[SUPPLIED ENTRIES]
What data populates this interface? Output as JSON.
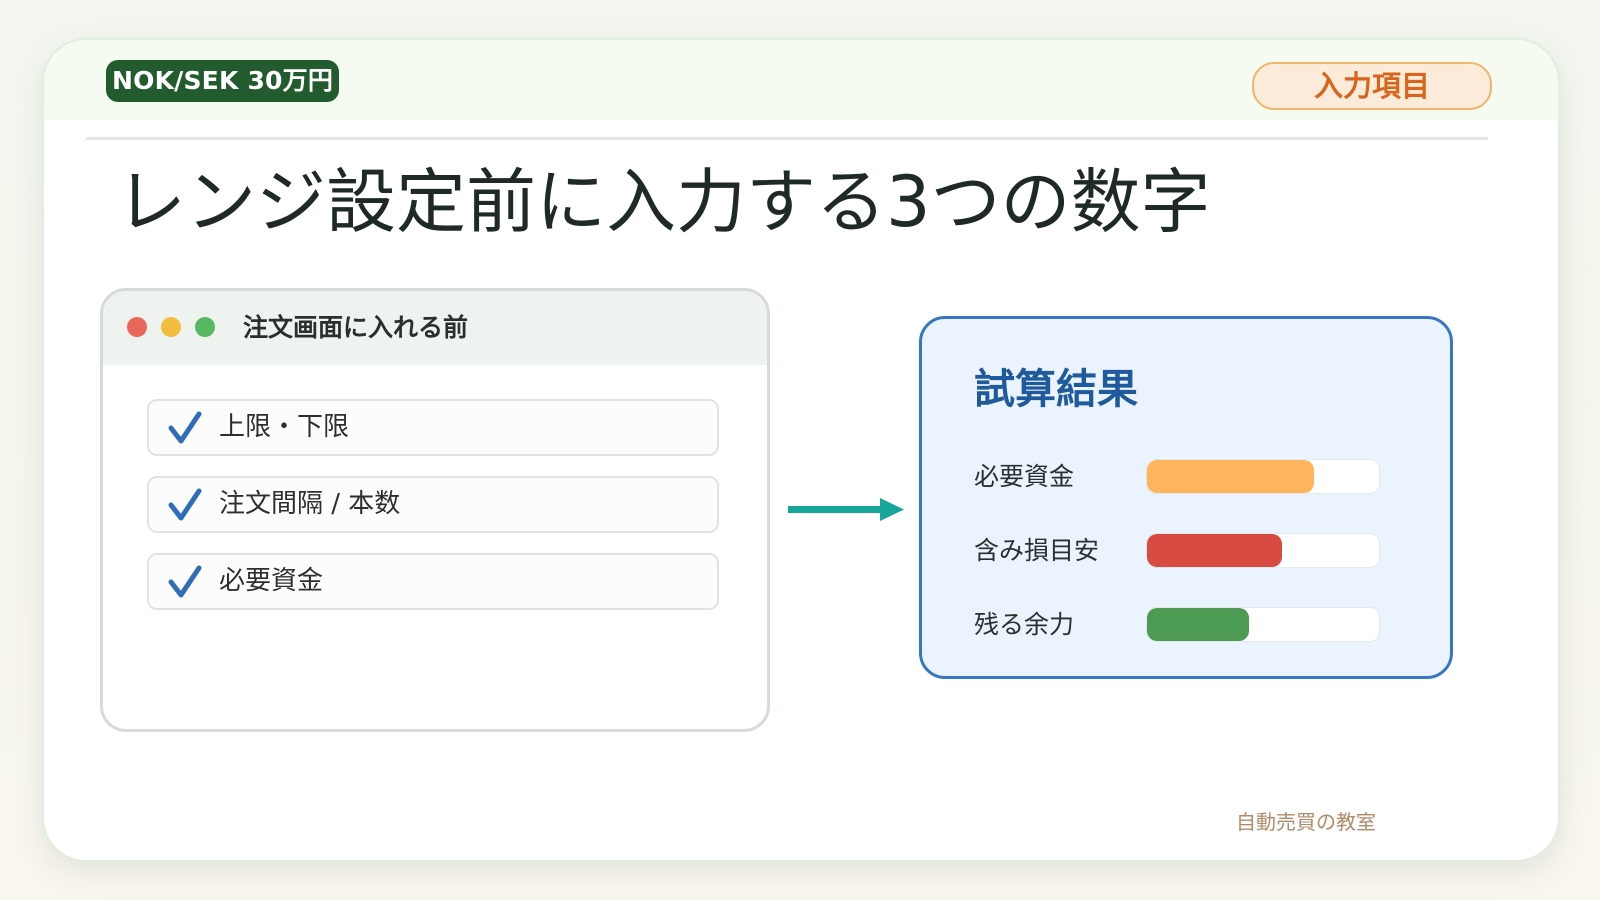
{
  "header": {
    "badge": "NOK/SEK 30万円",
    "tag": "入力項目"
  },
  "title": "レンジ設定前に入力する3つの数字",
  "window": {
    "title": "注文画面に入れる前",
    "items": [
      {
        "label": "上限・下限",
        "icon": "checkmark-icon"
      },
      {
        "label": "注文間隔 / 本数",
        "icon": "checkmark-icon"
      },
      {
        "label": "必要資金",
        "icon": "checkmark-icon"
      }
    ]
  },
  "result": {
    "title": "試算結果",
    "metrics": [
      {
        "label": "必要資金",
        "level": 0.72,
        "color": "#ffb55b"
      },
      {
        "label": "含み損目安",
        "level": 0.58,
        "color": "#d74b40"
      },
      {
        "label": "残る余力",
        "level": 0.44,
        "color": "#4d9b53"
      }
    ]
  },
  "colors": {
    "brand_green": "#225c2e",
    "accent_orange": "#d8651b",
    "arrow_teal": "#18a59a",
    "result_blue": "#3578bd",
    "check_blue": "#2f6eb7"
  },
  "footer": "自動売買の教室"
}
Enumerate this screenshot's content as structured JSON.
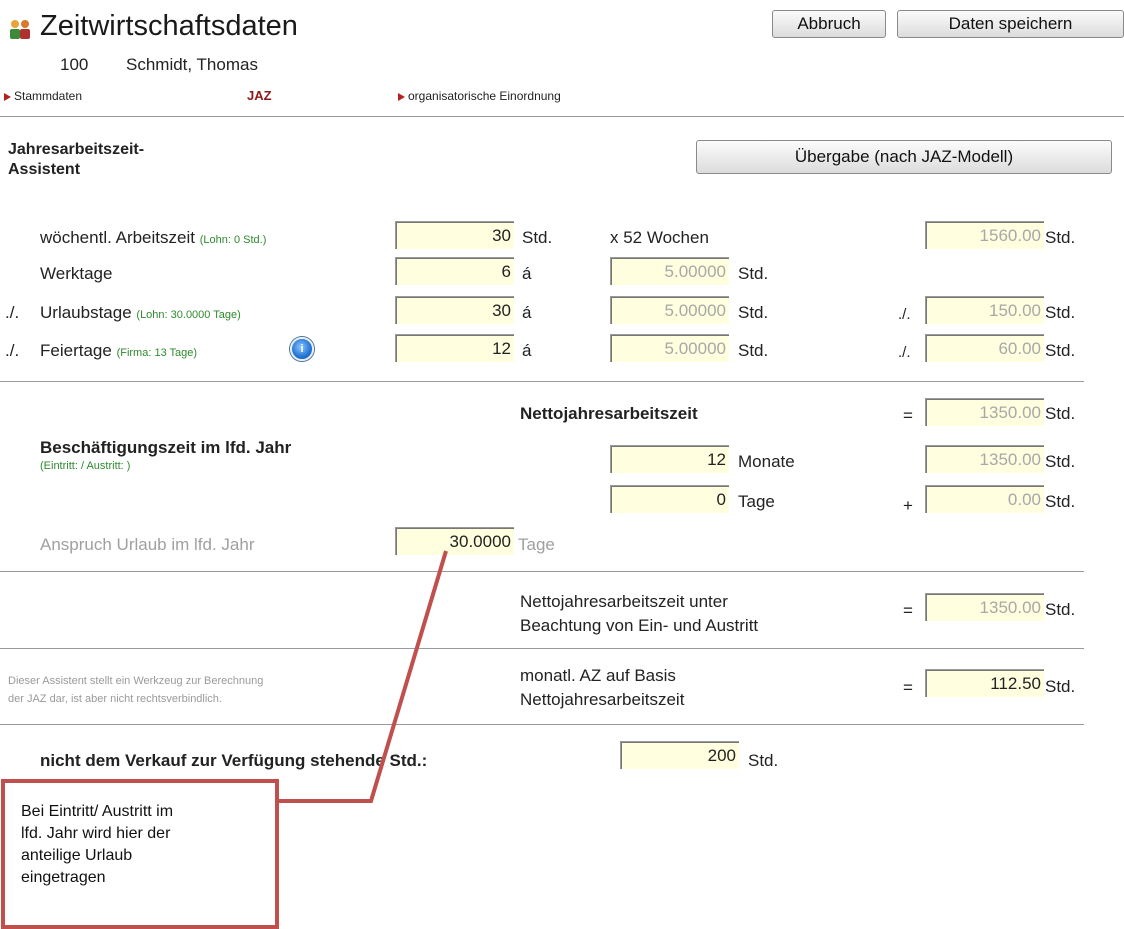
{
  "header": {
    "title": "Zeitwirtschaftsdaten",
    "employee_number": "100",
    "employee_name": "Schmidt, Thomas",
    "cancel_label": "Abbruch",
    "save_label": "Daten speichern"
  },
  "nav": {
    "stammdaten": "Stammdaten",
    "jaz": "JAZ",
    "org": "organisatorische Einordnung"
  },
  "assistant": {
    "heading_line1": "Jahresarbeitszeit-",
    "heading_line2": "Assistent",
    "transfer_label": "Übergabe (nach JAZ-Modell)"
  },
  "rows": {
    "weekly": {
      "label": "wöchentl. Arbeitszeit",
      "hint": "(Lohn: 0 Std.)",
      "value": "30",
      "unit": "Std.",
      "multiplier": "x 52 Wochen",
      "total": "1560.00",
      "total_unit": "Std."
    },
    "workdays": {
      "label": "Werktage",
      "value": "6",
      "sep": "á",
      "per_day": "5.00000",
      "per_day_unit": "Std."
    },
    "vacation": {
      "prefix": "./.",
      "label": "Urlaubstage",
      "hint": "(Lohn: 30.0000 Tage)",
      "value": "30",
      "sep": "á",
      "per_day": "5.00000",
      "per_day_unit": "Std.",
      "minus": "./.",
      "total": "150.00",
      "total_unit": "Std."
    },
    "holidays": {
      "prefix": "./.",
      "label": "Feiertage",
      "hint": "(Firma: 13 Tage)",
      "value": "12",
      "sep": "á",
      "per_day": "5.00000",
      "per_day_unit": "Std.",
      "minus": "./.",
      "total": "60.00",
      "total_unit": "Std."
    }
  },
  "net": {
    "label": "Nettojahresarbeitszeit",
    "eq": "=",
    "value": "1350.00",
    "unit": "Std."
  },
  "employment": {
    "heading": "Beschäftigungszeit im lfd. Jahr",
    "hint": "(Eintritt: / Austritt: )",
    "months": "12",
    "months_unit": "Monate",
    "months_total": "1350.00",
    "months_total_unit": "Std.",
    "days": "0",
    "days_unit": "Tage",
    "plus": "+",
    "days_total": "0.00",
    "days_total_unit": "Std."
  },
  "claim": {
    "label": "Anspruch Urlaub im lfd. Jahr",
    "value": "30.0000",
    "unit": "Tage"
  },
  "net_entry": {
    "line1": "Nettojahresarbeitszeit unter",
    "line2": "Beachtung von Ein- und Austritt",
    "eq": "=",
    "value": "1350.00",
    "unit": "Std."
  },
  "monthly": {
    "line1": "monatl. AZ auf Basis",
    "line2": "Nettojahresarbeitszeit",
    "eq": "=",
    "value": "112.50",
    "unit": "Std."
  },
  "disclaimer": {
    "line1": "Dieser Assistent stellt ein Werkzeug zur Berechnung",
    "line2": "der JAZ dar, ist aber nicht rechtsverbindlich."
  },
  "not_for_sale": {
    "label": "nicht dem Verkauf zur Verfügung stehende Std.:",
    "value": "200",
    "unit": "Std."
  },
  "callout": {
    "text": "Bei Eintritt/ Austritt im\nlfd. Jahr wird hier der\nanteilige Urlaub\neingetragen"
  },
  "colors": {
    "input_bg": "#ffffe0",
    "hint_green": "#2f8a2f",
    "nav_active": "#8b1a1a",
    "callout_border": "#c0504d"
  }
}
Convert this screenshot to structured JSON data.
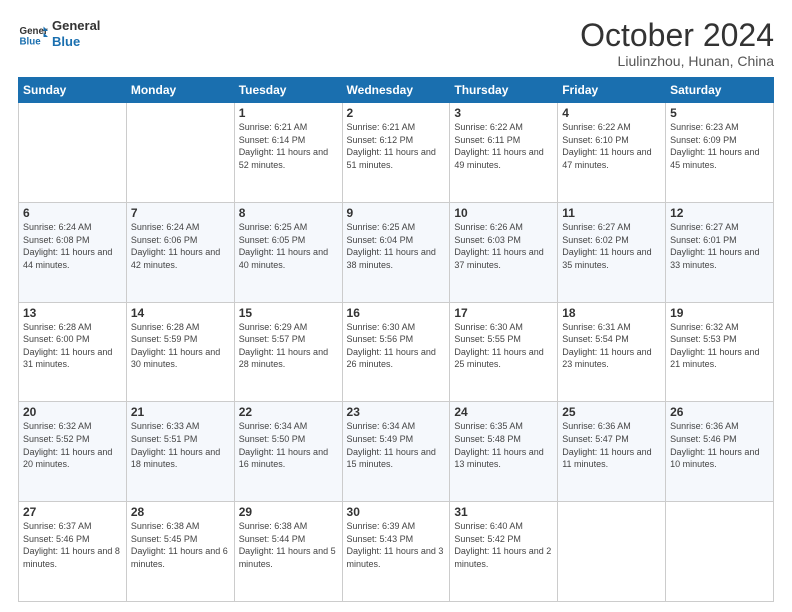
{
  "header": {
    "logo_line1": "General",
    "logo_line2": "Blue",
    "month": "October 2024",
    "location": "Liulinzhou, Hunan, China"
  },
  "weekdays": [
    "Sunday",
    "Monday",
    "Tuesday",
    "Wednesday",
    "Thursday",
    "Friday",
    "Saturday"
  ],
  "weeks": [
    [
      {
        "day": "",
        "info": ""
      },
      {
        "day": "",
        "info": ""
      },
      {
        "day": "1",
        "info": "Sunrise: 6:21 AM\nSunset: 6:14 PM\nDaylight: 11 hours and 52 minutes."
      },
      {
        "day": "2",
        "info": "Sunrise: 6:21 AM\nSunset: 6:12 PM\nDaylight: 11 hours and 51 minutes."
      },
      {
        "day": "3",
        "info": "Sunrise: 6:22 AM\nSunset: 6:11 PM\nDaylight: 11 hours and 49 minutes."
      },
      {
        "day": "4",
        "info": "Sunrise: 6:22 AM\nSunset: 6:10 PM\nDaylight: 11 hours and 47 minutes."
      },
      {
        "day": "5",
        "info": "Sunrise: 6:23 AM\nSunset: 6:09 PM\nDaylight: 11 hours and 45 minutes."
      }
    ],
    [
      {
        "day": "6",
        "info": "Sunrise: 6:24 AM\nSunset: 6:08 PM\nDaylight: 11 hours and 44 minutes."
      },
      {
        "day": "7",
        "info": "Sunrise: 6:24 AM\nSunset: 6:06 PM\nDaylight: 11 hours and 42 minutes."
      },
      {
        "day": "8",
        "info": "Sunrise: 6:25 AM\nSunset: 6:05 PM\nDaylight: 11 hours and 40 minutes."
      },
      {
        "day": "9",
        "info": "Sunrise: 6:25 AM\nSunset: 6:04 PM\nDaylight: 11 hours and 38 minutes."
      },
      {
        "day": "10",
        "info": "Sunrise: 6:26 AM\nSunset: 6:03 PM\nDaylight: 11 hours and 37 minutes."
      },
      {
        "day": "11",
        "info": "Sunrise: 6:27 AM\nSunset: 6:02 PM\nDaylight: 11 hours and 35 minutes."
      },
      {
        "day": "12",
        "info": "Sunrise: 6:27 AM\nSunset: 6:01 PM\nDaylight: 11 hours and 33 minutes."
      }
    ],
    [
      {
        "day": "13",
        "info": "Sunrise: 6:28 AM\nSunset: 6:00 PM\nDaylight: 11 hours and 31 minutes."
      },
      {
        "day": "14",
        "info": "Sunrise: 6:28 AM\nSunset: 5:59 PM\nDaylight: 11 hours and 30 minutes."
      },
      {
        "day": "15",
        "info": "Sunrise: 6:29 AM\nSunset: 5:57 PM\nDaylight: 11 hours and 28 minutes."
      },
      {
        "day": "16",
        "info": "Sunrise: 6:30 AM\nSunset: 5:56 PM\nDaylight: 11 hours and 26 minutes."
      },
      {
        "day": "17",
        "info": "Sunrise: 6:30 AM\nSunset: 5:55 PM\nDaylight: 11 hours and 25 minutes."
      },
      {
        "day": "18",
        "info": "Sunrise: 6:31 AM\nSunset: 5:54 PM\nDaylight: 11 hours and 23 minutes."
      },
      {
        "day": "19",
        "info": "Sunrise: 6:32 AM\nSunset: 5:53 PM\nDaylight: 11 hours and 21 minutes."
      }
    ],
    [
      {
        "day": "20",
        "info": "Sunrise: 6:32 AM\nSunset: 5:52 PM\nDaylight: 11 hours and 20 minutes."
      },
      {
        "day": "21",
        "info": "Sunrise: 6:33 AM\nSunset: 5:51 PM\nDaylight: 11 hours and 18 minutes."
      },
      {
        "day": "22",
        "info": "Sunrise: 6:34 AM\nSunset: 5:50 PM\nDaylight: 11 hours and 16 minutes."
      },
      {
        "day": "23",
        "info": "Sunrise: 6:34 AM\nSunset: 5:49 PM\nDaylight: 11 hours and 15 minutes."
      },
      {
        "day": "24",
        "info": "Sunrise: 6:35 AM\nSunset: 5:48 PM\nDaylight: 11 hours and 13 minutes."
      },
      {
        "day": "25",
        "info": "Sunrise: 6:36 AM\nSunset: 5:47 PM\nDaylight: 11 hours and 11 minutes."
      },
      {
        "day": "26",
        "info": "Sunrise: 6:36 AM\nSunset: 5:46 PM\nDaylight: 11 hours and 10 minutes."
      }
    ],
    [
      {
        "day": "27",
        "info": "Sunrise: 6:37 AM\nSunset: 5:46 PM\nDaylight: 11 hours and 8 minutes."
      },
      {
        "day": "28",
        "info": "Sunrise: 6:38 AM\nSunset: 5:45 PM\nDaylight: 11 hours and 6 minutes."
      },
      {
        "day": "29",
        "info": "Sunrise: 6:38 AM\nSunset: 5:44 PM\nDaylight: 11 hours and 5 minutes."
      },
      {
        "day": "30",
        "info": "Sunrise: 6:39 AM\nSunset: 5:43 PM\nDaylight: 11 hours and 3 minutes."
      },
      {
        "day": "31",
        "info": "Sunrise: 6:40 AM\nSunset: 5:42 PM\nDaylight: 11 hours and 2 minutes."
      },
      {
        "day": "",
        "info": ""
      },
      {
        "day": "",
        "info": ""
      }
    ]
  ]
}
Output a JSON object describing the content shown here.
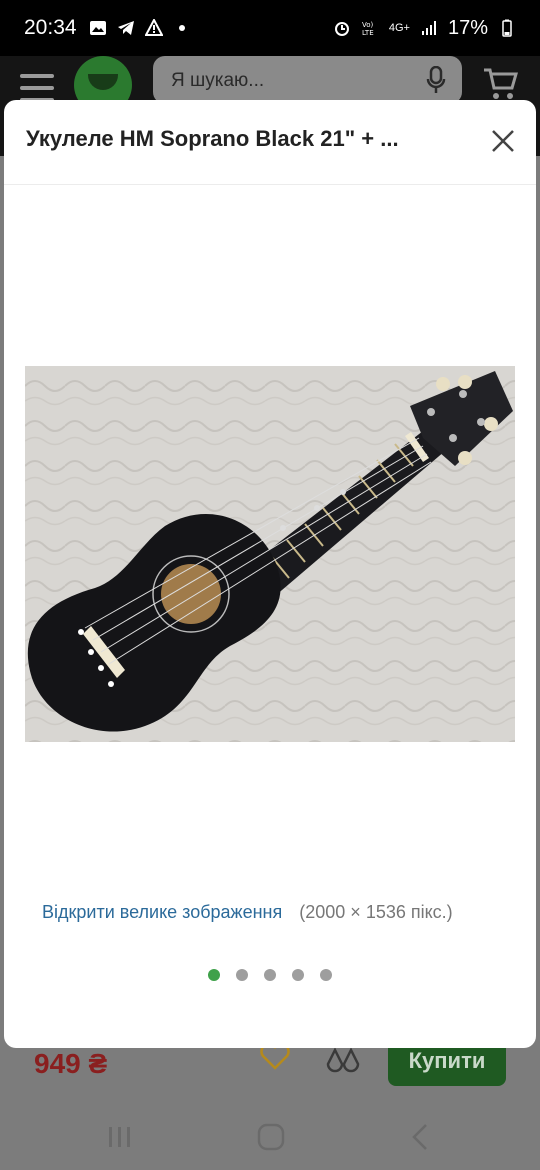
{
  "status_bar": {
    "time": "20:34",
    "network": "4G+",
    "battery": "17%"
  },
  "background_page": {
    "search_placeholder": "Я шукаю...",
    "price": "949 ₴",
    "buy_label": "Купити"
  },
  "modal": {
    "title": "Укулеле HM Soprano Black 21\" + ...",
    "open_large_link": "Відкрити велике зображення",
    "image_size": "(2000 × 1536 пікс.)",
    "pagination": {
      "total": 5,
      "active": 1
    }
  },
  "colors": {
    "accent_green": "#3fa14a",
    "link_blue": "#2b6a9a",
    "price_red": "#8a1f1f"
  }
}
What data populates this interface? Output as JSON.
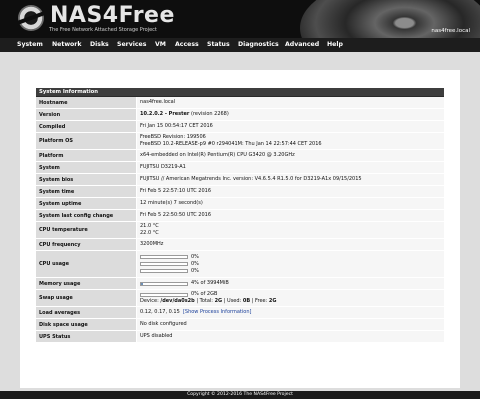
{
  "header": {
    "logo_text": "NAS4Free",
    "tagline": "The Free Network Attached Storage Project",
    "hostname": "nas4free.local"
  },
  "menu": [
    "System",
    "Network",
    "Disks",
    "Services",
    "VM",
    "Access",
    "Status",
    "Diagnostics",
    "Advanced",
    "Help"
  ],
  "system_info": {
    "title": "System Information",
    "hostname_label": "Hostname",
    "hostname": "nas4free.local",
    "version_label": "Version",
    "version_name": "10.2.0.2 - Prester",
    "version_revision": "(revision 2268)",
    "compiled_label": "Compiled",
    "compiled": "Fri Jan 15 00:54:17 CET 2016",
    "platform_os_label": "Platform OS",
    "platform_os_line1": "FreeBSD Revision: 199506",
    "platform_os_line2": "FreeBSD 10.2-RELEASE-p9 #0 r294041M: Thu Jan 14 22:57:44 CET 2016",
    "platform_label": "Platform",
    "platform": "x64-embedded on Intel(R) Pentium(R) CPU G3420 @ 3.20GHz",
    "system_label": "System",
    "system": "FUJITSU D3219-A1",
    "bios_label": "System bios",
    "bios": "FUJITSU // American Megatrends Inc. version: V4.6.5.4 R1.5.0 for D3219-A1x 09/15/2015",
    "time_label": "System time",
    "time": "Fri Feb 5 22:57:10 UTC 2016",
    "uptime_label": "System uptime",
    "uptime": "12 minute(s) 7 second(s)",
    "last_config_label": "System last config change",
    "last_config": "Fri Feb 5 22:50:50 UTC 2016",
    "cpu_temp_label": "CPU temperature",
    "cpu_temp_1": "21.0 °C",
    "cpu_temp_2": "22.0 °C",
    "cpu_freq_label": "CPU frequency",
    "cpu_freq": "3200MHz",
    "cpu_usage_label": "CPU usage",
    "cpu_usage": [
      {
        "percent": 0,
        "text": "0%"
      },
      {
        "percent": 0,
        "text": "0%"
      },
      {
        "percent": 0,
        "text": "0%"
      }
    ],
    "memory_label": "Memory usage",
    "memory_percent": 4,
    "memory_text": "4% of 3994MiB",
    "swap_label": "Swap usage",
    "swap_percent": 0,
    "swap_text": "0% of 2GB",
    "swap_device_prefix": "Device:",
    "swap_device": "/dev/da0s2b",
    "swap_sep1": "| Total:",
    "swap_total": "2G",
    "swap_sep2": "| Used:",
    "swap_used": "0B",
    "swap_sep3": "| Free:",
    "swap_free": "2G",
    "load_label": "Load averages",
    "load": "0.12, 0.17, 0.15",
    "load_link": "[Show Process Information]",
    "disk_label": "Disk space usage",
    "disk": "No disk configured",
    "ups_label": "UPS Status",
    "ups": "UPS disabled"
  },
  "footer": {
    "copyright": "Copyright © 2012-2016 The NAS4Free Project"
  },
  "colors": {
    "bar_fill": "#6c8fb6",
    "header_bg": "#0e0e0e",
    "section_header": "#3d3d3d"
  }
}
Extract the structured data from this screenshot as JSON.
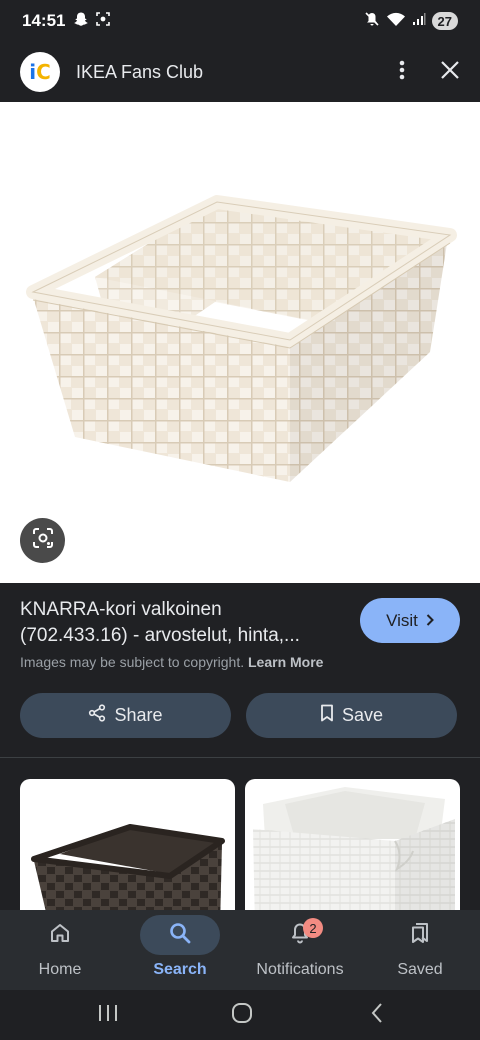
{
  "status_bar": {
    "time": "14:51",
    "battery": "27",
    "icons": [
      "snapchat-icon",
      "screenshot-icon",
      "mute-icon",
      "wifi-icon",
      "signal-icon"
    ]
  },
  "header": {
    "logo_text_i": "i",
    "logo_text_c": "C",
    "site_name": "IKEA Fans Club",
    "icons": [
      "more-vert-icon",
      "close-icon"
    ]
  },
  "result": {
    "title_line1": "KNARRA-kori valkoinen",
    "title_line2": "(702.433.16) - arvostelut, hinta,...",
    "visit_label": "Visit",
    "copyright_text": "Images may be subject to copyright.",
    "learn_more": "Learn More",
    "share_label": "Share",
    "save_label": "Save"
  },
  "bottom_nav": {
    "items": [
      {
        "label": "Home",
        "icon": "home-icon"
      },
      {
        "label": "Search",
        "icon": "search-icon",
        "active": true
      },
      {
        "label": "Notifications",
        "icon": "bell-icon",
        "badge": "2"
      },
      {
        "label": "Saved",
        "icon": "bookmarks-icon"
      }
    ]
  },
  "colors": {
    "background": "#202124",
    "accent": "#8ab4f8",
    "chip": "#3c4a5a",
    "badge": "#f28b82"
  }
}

[EXERCISE DIRECTIONS] Gather, from the listing above, every line carrying the word "content".

[THE RESULT]
Enumerate this screenshot's content as structured JSON.
Output a JSON object describing the content shown here.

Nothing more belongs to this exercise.